▶ [Passage]:

In Europe, initiatives to increase citizen participation have made substantial progress. Participative forums that involve ordinary citizens in public decisionmaking have significantly expanded in recent years, including ad hoc citizens’ assemblies that address specific policy questions, government-instigated citizens’ panels that cover wider sets of challenges, and more fixed deliberative structures and citizens’ petitions. These efforts may offer lessons of global applicability.
This spread of consultative participation represents a notable development in European political governance. Enthusiasts argue that such participation offers a means of rebooting democracy and creating at least a partial antidote to illiberal populism—to the extent that it addresses citizens’ frustration with not having an impactful say in public policymaking.
The participative turn in European democracy is welcome and overdue. Yet, to date, it remains confined to relatively narrow policy issues; its wider political consequences have been modest. Consultative participation has affected mainly what can be termed low-politics issues—decisions related to local projects—rather than high-politics issues related to national-level ideological matters. There are severe difficulties and challenges to overcome if participative forums are to address these core issues and contribute more significantly to democratic quality.
Europe’s Participative Turn
Until a few years ago, the potential of citizen participation outside the main channels of representative democracy was underappreciated, except among a fairly self-enclosed community of experts who pushed for participative initiatives and focused on the procedural details of how they should best be organized and run. But as problems with representative democracy have intensified, European governments, international organizations, civil society bodies, and citizens have embraced participative practices more widely.

▶ [Provided entries]:
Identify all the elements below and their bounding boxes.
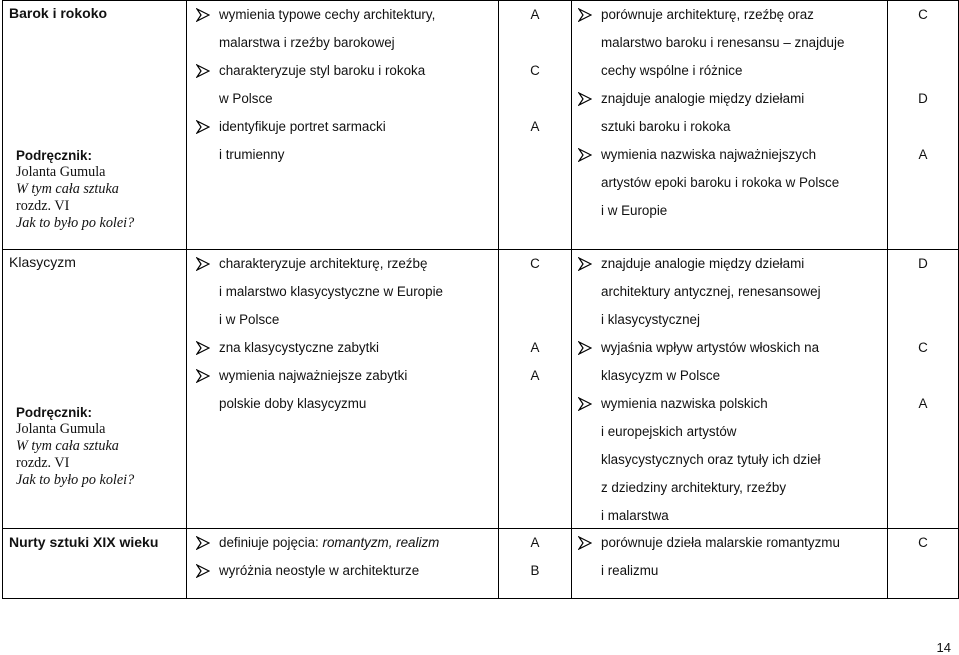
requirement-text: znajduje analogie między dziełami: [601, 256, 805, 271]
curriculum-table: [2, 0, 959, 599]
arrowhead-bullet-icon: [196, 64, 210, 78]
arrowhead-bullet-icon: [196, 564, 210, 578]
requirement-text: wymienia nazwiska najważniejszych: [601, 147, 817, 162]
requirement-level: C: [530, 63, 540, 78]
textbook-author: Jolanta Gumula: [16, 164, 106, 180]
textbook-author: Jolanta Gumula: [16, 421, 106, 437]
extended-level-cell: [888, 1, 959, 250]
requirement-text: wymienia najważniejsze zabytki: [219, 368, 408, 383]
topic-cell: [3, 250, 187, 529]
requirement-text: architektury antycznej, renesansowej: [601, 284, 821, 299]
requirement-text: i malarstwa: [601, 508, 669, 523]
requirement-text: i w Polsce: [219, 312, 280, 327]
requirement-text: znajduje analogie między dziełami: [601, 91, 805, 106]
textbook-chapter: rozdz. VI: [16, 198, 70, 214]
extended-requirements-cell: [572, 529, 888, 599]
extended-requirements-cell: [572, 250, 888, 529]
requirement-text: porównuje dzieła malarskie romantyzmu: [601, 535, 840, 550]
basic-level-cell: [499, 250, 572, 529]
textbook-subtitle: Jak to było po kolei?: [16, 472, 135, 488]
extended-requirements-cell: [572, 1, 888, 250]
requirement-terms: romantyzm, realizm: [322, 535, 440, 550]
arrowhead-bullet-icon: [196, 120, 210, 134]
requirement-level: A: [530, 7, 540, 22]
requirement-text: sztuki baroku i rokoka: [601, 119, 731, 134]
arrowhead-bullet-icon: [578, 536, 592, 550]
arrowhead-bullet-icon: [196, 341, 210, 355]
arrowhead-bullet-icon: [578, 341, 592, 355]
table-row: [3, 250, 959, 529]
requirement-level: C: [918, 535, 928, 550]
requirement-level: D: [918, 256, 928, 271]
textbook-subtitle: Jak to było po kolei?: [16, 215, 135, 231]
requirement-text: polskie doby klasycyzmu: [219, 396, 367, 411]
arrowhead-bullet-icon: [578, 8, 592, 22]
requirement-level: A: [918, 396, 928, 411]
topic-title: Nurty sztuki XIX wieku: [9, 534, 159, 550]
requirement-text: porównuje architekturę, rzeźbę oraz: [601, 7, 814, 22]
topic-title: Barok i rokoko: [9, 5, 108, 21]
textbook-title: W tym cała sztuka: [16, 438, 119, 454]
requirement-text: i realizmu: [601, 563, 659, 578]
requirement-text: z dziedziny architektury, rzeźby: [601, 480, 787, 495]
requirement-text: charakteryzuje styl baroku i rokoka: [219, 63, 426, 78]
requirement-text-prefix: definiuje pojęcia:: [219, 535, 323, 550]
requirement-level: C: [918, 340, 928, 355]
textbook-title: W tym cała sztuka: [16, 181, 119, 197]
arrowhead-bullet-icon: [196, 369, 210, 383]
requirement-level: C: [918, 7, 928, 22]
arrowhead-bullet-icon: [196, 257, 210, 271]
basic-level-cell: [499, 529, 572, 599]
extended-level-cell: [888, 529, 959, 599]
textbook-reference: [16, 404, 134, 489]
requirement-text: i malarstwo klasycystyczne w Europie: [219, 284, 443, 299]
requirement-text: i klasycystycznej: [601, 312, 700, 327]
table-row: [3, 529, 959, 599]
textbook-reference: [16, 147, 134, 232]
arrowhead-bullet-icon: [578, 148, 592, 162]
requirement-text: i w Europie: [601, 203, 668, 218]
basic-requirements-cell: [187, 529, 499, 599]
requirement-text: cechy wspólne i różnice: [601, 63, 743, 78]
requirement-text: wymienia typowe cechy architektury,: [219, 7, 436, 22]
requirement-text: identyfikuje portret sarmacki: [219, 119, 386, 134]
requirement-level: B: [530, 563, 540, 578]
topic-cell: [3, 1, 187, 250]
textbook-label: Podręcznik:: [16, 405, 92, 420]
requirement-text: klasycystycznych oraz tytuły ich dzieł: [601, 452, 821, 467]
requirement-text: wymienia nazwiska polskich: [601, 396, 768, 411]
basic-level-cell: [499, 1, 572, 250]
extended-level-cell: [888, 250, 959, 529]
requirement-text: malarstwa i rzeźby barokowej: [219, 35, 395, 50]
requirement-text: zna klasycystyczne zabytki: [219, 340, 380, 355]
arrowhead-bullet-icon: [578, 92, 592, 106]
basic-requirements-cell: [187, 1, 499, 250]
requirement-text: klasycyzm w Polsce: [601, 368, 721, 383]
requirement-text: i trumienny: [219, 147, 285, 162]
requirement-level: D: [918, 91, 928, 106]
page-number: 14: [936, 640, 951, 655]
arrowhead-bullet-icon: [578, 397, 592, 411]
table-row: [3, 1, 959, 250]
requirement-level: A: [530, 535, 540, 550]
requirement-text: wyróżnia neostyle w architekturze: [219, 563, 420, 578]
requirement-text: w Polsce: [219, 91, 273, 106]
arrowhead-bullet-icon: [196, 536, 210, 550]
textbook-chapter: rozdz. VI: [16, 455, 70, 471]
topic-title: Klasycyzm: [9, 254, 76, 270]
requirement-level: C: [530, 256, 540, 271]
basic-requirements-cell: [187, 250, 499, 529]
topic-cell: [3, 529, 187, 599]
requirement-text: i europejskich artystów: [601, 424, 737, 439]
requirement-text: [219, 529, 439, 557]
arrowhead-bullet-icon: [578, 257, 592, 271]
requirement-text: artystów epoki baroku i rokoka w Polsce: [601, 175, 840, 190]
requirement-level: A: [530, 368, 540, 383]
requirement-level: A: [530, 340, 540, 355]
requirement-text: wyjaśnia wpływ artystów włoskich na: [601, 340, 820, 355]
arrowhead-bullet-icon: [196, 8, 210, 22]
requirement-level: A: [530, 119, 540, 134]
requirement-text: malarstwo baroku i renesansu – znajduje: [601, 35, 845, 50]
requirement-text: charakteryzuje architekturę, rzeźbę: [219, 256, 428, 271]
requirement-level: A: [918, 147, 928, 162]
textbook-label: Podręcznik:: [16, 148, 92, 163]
--
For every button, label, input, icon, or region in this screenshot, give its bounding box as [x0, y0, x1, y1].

▶ [To-do list]:
A. In the records, take the stretch from the line containing "Identify all the" through the line containing "topic-title: Nurty sztuki" and write it out again, swapping "arrowhead-bullet-icon" for "bullet-icon" and keeping everything else the same. Return only those lines, without the pictures.
B. Resume the passage on Europe's participative turn in democracy, continuing on from its last sentence.

▶ [Results of the tasks]:
A.
Identify all the elements below and their bounding boxes.
requirement-text: znajduje analogie między dziełami: [601, 256, 805, 271]
curriculum-table: [2, 0, 959, 599]
bullet-icon: [196, 64, 210, 78]
bullet-icon: [196, 564, 210, 578]
requirement-text: wymienia nazwiska najważniejszych: [601, 147, 817, 162]
requirement-level: C: [530, 63, 540, 78]
textbook-author: Jolanta Gumula: [16, 164, 106, 180]
textbook-author: Jolanta Gumula: [16, 421, 106, 437]
extended-level-cell: [888, 1, 959, 250]
requirement-text: wymienia najważniejsze zabytki: [219, 368, 408, 383]
topic-cell: [3, 250, 187, 529]
requirement-text: architektury antycznej, renesansowej: [601, 284, 821, 299]
requirement-text: i malarstwa: [601, 508, 669, 523]
requirement-text: i w Polsce: [219, 312, 280, 327]
requirement-text: znajduje analogie między dziełami: [601, 91, 805, 106]
textbook-chapter: rozdz. VI: [16, 198, 70, 214]
extended-requirements-cell: [572, 529, 888, 599]
extended-requirements-cell: [572, 250, 888, 529]
requirement-text: porównuje dzieła malarskie romantyzmu: [601, 535, 840, 550]
basic-level-cell: [499, 250, 572, 529]
textbook-subtitle: Jak to było po kolei?: [16, 472, 135, 488]
extended-requirements-cell: [572, 1, 888, 250]
requirement-terms: romantyzm, realizm: [322, 535, 440, 550]
bullet-icon: [196, 120, 210, 134]
requirement-level: A: [530, 7, 540, 22]
requirement-text: sztuki baroku i rokoka: [601, 119, 731, 134]
bullet-icon: [578, 536, 592, 550]
bullet-icon: [196, 341, 210, 355]
bullet-icon: [578, 341, 592, 355]
table-row: [3, 250, 959, 529]
requirement-level: C: [918, 535, 928, 550]
requirement-level: D: [918, 256, 928, 271]
textbook-subtitle: Jak to było po kolei?: [16, 215, 135, 231]
requirement-text: polskie doby klasycyzmu: [219, 396, 367, 411]
bullet-icon: [578, 8, 592, 22]
requirement-level: A: [918, 396, 928, 411]
topic-title: Nurty sztuki XIX wieku: [9, 534, 159, 550]

B.
Just in recent months, there has been a flurry of new developments. On the back of its so-called Grand Débat, or Great Debate, the French government has established a citizens’ assembly to discuss climate change. In Belgium, a particularly sophisticated new system of participation is being set up for the German-speaking community. In Spain, the Madrid city council has established—with OGP backing—a permanent assembly to deliberate on local issues. A network of citizens’ assemblies has been established in a number of Polish cities. Through its Innovation in Democracy Programme, the British government is piloting a similar scheme across a number of local councils. In April 2019, the Scottish parliament announced it would set up a citizens’ jury to issue recommendations on a wide scope of political challenges. Around a dozen citizens’ assembly projects are now underway across the United Kingdom. After previous successful exercises, the Irish government announced in June 2019 that it intended to run two new citizens’ assemblies on gender issues and reforms to municipal politics in Dublin. The European Citizens’ Consultations process, from mid-2018 to 2019, welcomed suggestions on the future of the EU.
With many more such examples, it is evident that a critical mass of participative initiatives is beginning to accumulate. While old hands caution that similar initiatives have existed previously, participative forums are multiplying and attracting more general interest for the first time in Europe.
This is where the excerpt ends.